(Records that describe figures)
.....
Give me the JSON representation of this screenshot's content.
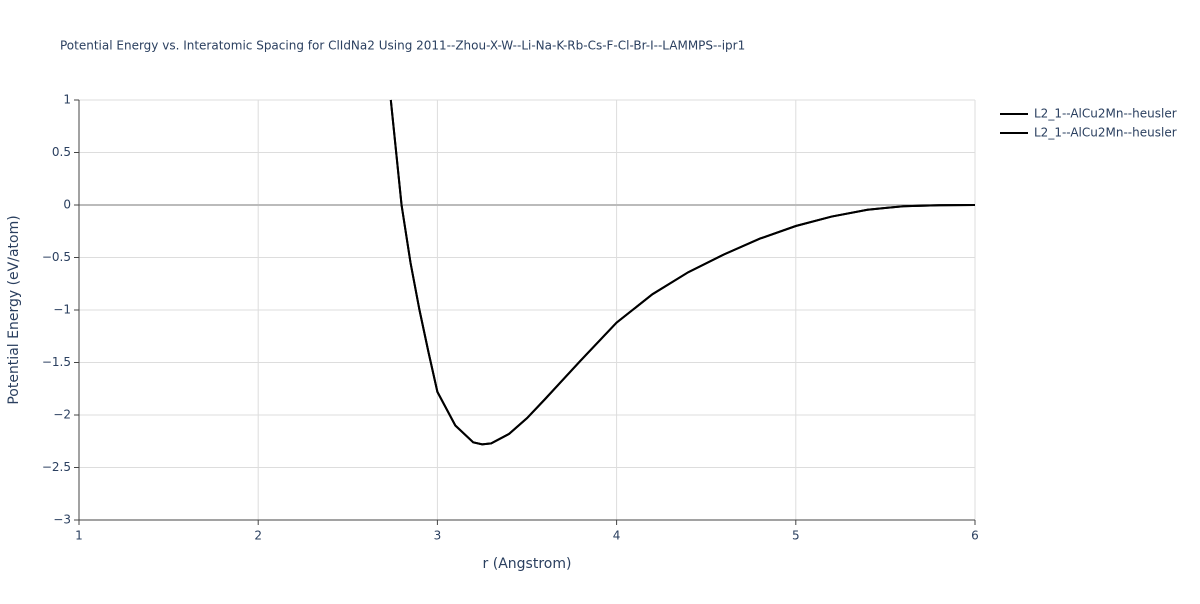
{
  "chart_data": {
    "type": "line",
    "title": "Potential Energy vs. Interatomic Spacing for ClIdNa2 Using 2011--Zhou-X-W--Li-Na-K-Rb-Cs-F-Cl-Br-I--LAMMPS--ipr1",
    "x_label": "r (Angstrom)",
    "y_label": "Potential Energy (eV/atom)",
    "x": [
      2.74,
      2.8,
      2.85,
      2.9,
      2.95,
      3.0,
      3.1,
      3.2,
      3.25,
      3.3,
      3.4,
      3.5,
      3.6,
      3.8,
      4.0,
      4.2,
      4.4,
      4.6,
      4.8,
      5.0,
      5.2,
      5.4,
      5.6,
      5.8,
      6.0
    ],
    "series": [
      {
        "name": "L2_1--AlCu2Mn--heusler",
        "color": "#000000",
        "values": [
          1.0,
          0.0,
          -0.55,
          -1.0,
          -1.4,
          -1.78,
          -2.1,
          -2.26,
          -2.28,
          -2.27,
          -2.18,
          -2.03,
          -1.85,
          -1.48,
          -1.12,
          -0.85,
          -0.64,
          -0.47,
          -0.32,
          -0.2,
          -0.11,
          -0.045,
          -0.012,
          -0.002,
          0.0
        ]
      },
      {
        "name": "L2_1--AlCu2Mn--heusler",
        "color": "#000000",
        "values": [
          1.0,
          0.0,
          -0.55,
          -1.0,
          -1.4,
          -1.78,
          -2.1,
          -2.26,
          -2.28,
          -2.27,
          -2.18,
          -2.03,
          -1.85,
          -1.48,
          -1.12,
          -0.85,
          -0.64,
          -0.47,
          -0.32,
          -0.2,
          -0.11,
          -0.045,
          -0.012,
          -0.002,
          0.0
        ]
      }
    ],
    "xlim": [
      1,
      6
    ],
    "xticks": [
      1,
      2,
      3,
      4,
      5,
      6
    ],
    "ylim": [
      -3,
      1
    ],
    "yticks": [
      1,
      0.5,
      0,
      {
        "value": -0.5,
        "label": "−0.5"
      },
      {
        "value": -1,
        "label": "−1"
      },
      {
        "value": -1.5,
        "label": "−1.5"
      },
      {
        "value": -2,
        "label": "−2"
      },
      {
        "value": -2.5,
        "label": "−2.5"
      },
      {
        "value": -3,
        "label": "−3"
      }
    ],
    "grid": true,
    "legend": "top-right"
  }
}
.....
BRIEF: Restate the listing above word for word, and skip the pictures.

OUTPUT OF THE EXERCISE:
Give me the JSON representation of this screenshot's content.
{
  "chart_data": {
    "type": "line",
    "title": "Potential Energy vs. Interatomic Spacing for ClIdNa2 Using 2011--Zhou-X-W--Li-Na-K-Rb-Cs-F-Cl-Br-I--LAMMPS--ipr1",
    "x_label": "r (Angstrom)",
    "y_label": "Potential Energy (eV/atom)",
    "x": [
      2.74,
      2.8,
      2.85,
      2.9,
      2.95,
      3.0,
      3.1,
      3.2,
      3.25,
      3.3,
      3.4,
      3.5,
      3.6,
      3.8,
      4.0,
      4.2,
      4.4,
      4.6,
      4.8,
      5.0,
      5.2,
      5.4,
      5.6,
      5.8,
      6.0
    ],
    "series": [
      {
        "name": "L2_1--AlCu2Mn--heusler",
        "color": "#000000",
        "values": [
          1.0,
          0.0,
          -0.55,
          -1.0,
          -1.4,
          -1.78,
          -2.1,
          -2.26,
          -2.28,
          -2.27,
          -2.18,
          -2.03,
          -1.85,
          -1.48,
          -1.12,
          -0.85,
          -0.64,
          -0.47,
          -0.32,
          -0.2,
          -0.11,
          -0.045,
          -0.012,
          -0.002,
          0.0
        ]
      },
      {
        "name": "L2_1--AlCu2Mn--heusler",
        "color": "#000000",
        "values": [
          1.0,
          0.0,
          -0.55,
          -1.0,
          -1.4,
          -1.78,
          -2.1,
          -2.26,
          -2.28,
          -2.27,
          -2.18,
          -2.03,
          -1.85,
          -1.48,
          -1.12,
          -0.85,
          -0.64,
          -0.47,
          -0.32,
          -0.2,
          -0.11,
          -0.045,
          -0.012,
          -0.002,
          0.0
        ]
      }
    ],
    "xlim": [
      1,
      6
    ],
    "xticks": [
      1,
      2,
      3,
      4,
      5,
      6
    ],
    "ylim": [
      -3,
      1
    ],
    "yticks": [
      1,
      0.5,
      0,
      {
        "value": -0.5,
        "label": "−0.5"
      },
      {
        "value": -1,
        "label": "−1"
      },
      {
        "value": -1.5,
        "label": "−1.5"
      },
      {
        "value": -2,
        "label": "−2"
      },
      {
        "value": -2.5,
        "label": "−2.5"
      },
      {
        "value": -3,
        "label": "−3"
      }
    ],
    "grid": true,
    "legend": "top-right"
  }
}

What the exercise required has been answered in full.